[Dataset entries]
◆ ◆ ◆ ◆ ◆

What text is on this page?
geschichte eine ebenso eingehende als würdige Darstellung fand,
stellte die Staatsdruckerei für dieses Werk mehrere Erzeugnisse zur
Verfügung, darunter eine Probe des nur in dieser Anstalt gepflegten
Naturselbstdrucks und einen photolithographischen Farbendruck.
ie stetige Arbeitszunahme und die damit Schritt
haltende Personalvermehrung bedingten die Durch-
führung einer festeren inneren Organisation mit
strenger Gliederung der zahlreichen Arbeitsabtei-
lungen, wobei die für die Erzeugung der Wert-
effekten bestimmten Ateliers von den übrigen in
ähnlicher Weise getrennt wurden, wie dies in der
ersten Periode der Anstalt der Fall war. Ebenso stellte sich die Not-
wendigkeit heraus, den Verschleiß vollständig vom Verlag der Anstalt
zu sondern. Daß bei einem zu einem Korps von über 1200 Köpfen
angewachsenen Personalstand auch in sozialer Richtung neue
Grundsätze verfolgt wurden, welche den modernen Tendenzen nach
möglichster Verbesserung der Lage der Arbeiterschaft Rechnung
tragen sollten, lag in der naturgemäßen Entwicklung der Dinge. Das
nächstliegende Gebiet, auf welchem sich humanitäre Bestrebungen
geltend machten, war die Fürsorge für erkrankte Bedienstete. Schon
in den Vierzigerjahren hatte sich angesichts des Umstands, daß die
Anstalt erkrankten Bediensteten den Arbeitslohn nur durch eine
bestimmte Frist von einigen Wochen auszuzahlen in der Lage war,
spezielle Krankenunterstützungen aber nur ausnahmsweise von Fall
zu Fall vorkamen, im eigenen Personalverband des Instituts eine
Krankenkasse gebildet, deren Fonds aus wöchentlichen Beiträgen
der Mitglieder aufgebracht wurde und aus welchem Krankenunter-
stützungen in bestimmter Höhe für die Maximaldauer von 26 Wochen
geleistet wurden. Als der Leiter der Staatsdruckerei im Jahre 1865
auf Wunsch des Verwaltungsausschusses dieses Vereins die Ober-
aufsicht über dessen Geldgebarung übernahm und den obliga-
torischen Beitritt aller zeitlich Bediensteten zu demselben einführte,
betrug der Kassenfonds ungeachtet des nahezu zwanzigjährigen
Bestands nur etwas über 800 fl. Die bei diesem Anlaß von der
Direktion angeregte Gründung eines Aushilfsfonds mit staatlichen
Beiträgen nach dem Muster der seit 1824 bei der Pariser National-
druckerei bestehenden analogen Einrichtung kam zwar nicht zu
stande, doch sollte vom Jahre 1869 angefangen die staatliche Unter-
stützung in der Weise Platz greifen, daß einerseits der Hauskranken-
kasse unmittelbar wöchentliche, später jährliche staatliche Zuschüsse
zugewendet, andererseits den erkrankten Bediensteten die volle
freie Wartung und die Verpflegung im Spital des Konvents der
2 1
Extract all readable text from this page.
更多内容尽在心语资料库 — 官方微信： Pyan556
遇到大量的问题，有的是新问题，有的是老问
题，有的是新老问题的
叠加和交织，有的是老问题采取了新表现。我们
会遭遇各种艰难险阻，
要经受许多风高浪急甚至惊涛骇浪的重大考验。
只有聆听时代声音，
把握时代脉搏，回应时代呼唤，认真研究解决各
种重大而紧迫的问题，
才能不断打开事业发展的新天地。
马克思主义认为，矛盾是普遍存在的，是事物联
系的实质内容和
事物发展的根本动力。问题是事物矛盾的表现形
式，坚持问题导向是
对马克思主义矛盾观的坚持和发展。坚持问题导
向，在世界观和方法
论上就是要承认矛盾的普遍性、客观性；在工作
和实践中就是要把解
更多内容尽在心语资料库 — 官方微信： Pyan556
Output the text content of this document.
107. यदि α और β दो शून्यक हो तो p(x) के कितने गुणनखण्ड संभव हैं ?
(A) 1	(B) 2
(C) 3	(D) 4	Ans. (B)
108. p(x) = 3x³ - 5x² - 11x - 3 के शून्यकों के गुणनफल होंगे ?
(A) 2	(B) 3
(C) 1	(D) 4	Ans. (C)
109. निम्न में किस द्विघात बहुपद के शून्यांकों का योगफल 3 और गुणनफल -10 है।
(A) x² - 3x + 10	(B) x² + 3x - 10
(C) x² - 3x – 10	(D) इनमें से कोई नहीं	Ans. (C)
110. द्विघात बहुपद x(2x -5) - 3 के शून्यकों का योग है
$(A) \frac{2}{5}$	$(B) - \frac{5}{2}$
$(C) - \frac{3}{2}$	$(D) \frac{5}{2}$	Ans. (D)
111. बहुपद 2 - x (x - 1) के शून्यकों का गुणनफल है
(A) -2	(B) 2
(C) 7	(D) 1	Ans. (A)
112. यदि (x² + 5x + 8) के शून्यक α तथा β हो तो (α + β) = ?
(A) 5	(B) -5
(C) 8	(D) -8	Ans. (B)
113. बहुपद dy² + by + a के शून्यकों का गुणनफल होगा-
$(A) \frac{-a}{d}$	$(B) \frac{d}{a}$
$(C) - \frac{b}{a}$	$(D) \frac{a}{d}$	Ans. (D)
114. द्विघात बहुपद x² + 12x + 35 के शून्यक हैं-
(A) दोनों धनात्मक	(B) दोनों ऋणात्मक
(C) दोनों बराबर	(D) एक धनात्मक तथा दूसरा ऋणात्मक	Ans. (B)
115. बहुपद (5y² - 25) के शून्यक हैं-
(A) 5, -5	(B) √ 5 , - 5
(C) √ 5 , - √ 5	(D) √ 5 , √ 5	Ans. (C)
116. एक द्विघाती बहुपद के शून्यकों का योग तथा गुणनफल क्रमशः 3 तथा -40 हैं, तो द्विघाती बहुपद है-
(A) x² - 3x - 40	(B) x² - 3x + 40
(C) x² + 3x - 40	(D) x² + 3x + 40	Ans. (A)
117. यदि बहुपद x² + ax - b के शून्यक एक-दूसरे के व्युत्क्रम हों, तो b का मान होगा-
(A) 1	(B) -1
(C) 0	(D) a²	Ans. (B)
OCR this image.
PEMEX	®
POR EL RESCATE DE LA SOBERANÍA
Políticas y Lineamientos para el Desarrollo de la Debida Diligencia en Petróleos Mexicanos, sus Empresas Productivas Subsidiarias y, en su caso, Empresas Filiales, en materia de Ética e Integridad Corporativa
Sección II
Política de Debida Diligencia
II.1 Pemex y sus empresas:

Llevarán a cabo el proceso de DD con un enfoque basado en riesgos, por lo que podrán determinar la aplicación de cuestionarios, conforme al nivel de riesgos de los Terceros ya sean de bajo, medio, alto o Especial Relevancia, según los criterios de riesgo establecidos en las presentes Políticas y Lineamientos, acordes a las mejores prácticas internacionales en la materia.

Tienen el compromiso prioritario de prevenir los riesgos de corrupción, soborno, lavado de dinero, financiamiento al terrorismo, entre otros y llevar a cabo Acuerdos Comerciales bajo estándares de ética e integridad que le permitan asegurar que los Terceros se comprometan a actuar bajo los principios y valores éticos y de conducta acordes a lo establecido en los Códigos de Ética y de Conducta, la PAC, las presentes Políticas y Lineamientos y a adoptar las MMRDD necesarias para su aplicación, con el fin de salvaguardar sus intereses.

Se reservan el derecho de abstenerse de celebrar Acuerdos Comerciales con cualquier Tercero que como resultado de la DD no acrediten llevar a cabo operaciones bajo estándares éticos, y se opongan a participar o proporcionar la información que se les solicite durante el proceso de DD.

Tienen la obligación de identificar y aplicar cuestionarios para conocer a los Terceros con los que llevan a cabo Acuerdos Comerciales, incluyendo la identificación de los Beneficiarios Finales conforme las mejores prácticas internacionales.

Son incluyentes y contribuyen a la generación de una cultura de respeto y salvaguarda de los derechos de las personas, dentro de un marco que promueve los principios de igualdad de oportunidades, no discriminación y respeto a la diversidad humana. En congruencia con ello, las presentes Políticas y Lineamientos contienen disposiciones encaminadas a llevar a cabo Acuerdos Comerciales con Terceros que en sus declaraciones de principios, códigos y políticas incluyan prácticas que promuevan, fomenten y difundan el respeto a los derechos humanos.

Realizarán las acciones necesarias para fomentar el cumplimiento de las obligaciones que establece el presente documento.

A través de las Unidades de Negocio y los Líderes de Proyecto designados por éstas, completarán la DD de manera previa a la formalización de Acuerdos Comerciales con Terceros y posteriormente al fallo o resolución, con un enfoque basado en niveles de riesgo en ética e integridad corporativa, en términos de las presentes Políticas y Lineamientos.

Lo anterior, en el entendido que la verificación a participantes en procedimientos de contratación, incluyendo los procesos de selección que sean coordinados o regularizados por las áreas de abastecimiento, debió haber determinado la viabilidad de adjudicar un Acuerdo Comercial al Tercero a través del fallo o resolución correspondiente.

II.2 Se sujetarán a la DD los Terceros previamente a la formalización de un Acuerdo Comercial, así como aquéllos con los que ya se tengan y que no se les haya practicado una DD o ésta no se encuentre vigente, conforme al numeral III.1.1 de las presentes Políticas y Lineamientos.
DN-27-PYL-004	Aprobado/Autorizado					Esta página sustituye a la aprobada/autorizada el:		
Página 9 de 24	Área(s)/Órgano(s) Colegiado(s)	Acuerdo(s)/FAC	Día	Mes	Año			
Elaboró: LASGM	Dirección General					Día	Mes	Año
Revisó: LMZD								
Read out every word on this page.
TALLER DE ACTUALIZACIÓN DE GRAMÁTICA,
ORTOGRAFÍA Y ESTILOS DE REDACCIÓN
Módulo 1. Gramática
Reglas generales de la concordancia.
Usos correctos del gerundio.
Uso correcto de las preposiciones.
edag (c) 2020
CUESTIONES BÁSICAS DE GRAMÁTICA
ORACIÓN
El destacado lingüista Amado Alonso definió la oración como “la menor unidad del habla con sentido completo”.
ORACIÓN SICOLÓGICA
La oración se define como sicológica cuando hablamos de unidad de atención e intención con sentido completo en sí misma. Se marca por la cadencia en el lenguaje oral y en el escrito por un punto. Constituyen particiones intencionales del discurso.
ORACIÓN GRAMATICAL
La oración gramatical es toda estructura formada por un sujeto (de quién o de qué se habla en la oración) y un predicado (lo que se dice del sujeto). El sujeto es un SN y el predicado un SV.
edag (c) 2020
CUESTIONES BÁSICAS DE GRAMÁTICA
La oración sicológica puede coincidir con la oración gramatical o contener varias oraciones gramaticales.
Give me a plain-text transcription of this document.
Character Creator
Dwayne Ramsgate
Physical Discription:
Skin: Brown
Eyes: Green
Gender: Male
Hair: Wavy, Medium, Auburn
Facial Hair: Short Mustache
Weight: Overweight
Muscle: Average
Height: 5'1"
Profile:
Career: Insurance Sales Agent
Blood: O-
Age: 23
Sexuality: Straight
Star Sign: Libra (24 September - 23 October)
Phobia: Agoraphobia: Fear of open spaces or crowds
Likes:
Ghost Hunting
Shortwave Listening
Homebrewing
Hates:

◆ ◆ ◆ ◆ ◆

EXERCISE: Return the lines above, from the one containing "Give me a plain-text" to the end, exactly as they stand.

RESPONSE TO THIS EXERCISE:
Give me a plain-text transcription of this document.
Character Creator
Dwayne Ramsgate
Physical Discription:
Skin: Brown
Eyes: Green
Gender: Male
Hair: Wavy, Medium, Auburn
Facial Hair: Short Mustache
Weight: Overweight
Muscle: Average
Height: 5'1"
Profile:
Career: Insurance Sales Agent
Blood: O-
Age: 23
Sexuality: Straight
Star Sign: Libra (24 September - 23 October)
Phobia: Agoraphobia: Fear of open spaces or crowds
Likes:
Ghost Hunting
Shortwave Listening
Homebrewing
Hates:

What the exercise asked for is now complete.